Exercise goal -
Copy out the lines that have "screenshot" in them.

Data supplied -
--- begin ---

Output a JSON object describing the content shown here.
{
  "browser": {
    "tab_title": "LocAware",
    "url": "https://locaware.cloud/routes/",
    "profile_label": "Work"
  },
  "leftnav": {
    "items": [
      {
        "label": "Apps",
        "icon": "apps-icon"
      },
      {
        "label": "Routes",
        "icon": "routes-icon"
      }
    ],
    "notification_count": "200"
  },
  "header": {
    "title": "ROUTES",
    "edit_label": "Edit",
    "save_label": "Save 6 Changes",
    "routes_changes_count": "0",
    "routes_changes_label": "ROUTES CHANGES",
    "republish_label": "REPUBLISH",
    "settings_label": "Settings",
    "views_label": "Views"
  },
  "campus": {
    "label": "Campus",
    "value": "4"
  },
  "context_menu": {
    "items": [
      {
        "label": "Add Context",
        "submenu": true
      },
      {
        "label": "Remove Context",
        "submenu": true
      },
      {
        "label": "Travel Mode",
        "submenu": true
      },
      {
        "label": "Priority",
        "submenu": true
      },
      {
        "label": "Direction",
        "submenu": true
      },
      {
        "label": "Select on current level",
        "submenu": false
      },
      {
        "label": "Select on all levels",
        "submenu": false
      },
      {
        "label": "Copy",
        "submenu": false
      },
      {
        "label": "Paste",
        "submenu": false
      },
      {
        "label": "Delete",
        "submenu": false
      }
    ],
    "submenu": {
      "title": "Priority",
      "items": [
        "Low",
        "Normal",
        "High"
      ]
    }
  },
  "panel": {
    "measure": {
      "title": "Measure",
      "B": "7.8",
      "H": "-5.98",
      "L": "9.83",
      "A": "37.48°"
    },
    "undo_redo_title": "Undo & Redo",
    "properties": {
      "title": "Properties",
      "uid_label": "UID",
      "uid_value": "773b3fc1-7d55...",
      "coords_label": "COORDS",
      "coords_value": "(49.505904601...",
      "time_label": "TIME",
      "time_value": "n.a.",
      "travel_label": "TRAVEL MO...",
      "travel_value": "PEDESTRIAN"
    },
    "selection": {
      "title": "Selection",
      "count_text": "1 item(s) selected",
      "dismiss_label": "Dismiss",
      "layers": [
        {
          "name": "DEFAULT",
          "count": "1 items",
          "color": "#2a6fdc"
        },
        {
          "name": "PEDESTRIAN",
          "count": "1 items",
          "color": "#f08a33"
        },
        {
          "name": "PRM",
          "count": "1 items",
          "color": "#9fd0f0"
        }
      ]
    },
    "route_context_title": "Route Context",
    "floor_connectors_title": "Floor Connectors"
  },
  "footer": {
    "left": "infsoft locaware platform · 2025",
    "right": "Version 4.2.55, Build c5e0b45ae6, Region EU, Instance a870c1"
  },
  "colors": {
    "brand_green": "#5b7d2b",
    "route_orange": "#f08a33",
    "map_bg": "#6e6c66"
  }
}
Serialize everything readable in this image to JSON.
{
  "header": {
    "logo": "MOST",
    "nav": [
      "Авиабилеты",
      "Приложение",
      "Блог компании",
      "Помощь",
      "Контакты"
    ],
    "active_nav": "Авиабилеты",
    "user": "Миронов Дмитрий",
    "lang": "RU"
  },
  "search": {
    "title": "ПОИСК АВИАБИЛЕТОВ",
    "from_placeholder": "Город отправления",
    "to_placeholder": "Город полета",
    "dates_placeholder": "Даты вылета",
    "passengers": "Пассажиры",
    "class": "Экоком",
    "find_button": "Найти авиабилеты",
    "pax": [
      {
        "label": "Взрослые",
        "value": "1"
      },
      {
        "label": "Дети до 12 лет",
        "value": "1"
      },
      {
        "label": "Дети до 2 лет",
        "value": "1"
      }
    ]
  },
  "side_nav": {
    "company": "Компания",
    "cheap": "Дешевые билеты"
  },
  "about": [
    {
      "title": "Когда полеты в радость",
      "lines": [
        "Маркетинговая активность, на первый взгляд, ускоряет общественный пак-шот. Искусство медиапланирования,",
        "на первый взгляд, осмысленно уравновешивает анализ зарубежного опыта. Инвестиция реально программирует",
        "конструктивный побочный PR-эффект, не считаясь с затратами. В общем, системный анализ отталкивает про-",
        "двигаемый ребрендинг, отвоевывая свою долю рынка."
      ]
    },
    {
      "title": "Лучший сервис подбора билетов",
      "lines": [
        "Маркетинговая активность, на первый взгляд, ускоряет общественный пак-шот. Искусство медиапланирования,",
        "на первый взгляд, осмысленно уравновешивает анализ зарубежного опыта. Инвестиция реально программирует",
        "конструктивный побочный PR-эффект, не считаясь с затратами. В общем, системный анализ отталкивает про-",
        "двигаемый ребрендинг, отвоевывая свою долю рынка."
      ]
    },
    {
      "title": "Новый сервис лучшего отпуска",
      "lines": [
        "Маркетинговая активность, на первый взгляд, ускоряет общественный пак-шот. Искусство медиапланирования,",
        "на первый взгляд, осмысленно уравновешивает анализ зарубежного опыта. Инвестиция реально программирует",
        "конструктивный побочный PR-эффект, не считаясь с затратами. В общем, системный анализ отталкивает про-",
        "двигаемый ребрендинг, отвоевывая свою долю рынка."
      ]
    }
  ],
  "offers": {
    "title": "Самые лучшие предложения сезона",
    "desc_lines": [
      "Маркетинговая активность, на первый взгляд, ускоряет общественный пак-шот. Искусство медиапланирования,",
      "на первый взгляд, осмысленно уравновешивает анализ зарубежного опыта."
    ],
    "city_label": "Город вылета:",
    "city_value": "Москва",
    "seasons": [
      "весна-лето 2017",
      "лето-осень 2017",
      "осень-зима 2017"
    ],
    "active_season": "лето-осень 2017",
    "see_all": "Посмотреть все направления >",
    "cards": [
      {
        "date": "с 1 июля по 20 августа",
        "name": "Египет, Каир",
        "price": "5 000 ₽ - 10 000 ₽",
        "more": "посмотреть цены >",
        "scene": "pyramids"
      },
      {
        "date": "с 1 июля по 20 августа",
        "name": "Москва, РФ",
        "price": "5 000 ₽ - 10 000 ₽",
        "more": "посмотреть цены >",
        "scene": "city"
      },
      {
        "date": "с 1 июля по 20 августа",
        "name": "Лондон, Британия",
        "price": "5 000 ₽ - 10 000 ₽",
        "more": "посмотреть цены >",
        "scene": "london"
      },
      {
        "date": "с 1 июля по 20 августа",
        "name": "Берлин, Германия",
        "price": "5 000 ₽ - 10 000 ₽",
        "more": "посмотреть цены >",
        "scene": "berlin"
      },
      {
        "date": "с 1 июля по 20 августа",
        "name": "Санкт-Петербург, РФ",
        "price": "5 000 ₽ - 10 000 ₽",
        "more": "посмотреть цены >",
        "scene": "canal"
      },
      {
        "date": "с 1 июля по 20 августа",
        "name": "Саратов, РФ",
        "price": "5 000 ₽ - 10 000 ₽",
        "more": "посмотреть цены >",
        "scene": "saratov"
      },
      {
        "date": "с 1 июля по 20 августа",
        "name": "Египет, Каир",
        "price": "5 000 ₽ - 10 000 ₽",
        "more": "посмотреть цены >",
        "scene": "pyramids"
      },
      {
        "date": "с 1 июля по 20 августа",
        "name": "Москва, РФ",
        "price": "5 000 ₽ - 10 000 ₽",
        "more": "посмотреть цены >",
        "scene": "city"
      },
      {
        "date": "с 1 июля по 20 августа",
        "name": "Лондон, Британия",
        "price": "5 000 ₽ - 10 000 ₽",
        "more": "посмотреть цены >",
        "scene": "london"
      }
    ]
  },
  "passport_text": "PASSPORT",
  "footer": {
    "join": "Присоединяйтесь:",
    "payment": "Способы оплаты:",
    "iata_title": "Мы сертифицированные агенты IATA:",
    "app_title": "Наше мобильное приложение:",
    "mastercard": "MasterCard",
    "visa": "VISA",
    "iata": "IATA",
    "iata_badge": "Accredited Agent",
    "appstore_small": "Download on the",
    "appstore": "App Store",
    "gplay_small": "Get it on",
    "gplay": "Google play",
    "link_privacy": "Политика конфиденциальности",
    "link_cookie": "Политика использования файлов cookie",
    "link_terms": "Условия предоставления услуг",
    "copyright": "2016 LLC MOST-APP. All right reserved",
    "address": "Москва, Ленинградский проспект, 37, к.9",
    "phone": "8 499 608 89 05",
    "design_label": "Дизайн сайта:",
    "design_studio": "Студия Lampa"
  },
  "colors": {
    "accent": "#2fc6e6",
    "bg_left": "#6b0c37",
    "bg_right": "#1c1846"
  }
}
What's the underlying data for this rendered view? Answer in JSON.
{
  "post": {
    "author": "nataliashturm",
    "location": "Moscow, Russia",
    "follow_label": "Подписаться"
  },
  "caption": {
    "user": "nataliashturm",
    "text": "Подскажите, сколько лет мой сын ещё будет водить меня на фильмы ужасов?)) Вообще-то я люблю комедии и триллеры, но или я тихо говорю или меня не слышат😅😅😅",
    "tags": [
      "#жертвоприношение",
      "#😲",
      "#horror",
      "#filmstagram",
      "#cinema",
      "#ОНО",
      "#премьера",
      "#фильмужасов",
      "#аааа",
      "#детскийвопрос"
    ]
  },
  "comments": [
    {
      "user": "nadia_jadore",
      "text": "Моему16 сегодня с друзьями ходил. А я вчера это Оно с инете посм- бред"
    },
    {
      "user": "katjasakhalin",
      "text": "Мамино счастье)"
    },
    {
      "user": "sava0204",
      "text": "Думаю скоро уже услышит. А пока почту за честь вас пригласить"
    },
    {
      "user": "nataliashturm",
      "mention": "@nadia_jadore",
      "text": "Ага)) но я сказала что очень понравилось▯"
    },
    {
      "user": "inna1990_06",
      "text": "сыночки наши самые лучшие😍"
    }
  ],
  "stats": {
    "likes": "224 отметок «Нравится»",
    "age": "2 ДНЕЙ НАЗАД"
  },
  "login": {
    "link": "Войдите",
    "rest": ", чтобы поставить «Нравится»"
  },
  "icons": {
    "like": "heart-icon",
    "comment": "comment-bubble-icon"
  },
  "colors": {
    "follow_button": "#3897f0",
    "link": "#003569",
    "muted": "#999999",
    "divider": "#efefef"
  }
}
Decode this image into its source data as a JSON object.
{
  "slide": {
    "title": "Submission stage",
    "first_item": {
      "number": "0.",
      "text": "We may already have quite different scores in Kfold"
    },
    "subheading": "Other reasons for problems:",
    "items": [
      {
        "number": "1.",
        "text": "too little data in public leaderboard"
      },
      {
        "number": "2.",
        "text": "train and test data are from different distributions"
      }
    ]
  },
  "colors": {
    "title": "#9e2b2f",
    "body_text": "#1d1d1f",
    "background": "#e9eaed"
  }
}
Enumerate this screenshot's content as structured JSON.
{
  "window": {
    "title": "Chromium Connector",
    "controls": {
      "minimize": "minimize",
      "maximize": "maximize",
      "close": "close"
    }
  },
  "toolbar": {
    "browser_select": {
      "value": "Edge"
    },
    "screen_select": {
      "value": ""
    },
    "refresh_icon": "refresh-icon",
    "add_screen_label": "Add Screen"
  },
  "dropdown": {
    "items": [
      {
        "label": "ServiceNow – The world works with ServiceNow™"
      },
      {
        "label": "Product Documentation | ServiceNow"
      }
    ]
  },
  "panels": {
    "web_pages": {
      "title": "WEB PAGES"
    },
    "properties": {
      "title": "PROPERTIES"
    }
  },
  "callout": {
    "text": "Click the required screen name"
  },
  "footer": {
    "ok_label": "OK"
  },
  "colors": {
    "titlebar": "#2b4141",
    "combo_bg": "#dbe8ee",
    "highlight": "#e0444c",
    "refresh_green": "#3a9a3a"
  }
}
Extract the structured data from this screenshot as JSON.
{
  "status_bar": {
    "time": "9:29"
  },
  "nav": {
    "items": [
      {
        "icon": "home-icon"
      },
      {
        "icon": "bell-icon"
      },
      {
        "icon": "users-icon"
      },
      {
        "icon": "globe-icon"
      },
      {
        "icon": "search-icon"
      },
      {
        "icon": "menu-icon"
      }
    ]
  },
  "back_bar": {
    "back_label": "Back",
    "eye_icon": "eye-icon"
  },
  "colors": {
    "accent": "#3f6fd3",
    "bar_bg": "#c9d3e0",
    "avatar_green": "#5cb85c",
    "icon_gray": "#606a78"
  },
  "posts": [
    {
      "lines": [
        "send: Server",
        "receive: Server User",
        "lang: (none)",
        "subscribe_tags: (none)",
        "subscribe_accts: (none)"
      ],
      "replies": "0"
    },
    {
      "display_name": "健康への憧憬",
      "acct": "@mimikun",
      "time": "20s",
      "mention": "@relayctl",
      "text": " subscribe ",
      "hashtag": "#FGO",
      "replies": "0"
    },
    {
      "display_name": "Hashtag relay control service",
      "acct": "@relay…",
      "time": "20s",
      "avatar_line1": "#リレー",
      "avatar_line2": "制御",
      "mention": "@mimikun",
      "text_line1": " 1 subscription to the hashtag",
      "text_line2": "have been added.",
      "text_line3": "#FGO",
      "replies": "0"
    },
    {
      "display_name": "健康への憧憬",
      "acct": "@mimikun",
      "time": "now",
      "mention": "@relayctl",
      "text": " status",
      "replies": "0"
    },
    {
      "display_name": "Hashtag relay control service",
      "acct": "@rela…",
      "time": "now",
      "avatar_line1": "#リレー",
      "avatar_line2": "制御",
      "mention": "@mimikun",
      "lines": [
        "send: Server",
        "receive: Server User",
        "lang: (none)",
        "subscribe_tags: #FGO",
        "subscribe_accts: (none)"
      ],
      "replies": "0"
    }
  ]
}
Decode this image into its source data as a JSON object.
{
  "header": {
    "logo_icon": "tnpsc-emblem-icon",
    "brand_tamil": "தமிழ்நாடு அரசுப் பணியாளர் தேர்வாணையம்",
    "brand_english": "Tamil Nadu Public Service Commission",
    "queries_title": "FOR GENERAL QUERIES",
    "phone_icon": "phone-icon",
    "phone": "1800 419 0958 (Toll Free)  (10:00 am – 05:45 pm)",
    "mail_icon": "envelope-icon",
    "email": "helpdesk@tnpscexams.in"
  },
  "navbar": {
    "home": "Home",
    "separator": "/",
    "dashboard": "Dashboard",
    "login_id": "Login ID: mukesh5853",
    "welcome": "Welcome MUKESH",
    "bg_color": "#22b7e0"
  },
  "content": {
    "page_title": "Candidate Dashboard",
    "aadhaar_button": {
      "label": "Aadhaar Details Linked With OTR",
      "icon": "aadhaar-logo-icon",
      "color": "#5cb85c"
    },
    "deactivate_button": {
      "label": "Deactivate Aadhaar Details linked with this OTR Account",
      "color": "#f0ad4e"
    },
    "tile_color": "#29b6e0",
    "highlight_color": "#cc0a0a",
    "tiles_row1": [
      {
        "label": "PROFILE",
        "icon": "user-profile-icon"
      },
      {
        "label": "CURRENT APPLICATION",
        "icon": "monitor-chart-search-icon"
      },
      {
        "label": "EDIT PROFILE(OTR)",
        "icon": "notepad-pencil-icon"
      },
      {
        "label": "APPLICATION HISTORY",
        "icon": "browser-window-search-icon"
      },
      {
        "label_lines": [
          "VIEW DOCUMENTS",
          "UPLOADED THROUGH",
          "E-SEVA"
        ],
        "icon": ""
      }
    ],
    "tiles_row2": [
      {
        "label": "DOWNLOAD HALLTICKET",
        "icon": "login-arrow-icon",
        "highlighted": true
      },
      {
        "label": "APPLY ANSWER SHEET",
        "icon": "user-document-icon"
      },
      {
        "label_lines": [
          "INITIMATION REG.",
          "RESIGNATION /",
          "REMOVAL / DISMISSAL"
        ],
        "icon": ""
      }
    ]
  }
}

--- end ---

Solution -
Enumerate this screenshot's content as structured JSON.
Extract the structured data from this screenshot as JSON.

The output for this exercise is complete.